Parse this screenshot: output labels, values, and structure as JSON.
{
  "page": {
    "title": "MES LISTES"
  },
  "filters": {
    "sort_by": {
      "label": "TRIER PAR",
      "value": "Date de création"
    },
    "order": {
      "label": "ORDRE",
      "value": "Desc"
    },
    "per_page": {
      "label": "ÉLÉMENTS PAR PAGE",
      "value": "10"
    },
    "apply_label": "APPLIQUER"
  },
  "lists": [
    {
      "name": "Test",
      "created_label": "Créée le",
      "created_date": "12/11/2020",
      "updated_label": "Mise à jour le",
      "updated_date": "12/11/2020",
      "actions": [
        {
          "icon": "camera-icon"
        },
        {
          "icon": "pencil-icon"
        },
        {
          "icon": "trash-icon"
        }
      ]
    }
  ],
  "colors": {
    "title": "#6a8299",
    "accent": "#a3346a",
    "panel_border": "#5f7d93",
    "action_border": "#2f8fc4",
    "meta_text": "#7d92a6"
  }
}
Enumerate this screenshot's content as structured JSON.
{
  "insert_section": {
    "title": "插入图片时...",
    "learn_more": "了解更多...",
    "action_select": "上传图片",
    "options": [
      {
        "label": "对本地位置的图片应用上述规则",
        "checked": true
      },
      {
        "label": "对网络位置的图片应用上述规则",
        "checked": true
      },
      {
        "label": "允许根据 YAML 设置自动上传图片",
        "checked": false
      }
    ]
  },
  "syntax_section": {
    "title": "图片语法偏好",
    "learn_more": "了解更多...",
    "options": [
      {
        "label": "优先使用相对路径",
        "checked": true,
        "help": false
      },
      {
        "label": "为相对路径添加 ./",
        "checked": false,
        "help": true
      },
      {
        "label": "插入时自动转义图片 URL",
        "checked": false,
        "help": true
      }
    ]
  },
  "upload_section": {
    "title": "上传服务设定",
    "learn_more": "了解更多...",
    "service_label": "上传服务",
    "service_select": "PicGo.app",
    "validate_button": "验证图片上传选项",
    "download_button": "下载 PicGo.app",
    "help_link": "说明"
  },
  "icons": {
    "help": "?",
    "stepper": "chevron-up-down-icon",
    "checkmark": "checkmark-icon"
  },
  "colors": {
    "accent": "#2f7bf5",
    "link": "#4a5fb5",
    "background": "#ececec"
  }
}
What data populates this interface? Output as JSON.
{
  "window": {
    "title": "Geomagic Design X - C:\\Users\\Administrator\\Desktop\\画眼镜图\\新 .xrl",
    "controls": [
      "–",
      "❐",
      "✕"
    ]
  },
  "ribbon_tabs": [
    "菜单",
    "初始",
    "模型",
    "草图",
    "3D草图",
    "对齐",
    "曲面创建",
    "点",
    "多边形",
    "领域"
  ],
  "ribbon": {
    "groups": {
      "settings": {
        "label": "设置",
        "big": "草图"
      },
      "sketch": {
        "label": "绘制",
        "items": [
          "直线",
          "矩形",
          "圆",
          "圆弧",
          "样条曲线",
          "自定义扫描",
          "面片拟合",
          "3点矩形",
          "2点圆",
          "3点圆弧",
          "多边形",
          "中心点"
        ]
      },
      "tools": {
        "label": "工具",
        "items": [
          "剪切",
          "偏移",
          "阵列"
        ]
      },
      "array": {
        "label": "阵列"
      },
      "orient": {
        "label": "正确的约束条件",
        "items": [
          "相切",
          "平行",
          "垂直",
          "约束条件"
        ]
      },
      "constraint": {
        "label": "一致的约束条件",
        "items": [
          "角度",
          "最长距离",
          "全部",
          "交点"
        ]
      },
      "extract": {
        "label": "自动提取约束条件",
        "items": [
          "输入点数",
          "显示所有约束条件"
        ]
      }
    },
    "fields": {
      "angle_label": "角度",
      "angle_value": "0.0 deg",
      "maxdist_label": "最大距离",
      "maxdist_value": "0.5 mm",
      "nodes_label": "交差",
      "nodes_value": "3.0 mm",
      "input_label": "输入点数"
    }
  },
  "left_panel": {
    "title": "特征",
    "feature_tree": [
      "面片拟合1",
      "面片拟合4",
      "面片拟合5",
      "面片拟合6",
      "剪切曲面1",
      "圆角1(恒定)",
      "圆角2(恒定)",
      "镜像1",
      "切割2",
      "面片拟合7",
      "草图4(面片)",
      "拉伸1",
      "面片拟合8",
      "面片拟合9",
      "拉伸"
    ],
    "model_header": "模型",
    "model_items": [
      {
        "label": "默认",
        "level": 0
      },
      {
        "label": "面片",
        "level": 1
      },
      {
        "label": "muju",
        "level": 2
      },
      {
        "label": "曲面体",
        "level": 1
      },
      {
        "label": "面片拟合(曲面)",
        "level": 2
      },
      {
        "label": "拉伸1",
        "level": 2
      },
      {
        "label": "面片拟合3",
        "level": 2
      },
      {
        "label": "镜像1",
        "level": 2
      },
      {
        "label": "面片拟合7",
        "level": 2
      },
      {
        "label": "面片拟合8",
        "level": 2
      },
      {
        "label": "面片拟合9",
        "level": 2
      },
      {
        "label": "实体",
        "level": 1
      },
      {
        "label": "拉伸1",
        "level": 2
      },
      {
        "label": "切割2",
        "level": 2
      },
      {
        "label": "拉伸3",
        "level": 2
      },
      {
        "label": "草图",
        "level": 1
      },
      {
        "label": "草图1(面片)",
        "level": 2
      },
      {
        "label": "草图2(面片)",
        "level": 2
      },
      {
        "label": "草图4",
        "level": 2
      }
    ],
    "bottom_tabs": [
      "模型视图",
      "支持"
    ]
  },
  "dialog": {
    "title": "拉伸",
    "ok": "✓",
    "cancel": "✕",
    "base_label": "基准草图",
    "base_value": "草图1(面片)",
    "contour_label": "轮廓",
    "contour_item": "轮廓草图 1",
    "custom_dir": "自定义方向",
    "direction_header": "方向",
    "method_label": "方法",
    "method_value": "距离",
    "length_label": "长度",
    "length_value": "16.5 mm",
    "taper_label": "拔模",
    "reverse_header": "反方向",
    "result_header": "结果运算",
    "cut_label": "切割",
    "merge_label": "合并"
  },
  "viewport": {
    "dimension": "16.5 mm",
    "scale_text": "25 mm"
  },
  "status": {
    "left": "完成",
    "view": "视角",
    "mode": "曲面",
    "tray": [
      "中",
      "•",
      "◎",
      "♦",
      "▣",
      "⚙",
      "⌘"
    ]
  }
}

- [Exercise instructions] Extract each line holding the word "PicGo" from the records.

- [Written response]
    "service_select": "PicGo.app",
    "download_button": "下载 PicGo.app",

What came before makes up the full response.